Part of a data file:
::::::::
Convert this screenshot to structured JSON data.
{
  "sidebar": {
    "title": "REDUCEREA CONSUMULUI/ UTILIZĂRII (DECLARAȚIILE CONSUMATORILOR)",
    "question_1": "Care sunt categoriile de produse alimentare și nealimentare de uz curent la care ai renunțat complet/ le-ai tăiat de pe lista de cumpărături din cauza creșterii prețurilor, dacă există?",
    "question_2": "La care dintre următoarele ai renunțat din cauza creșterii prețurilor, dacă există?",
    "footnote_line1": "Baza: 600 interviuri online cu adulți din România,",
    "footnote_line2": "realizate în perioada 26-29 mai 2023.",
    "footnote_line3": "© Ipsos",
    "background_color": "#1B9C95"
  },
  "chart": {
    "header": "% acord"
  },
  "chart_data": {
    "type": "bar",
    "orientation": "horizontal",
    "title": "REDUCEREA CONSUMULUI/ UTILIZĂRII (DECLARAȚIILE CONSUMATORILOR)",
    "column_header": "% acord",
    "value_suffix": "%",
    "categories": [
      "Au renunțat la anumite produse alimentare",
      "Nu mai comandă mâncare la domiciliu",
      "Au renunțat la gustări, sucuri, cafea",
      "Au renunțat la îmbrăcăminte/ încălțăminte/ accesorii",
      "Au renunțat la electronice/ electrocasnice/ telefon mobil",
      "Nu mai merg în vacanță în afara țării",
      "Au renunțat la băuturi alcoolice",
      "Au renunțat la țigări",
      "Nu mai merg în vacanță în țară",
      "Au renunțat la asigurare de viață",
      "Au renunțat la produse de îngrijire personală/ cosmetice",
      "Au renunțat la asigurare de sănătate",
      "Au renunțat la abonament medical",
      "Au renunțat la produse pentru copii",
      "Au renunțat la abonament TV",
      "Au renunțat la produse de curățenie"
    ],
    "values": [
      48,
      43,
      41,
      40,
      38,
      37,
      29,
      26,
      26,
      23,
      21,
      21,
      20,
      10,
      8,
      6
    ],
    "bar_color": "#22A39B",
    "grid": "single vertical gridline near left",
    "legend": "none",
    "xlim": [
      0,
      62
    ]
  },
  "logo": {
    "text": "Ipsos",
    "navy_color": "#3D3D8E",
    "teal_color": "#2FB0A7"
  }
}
::::::::
From the data above, copy out every line with the string "dacă" in it.

    "question_1": "Care sunt categoriile de produse alimentare și nealimentare de uz curent la care ai renunțat complet/ le-ai tăiat de pe lista de cumpărături din cauza creșterii prețurilor, dacă există?",
    "question_2": "La care dintre următoarele ai renunțat din cauza creșterii prețurilor, dacă există?",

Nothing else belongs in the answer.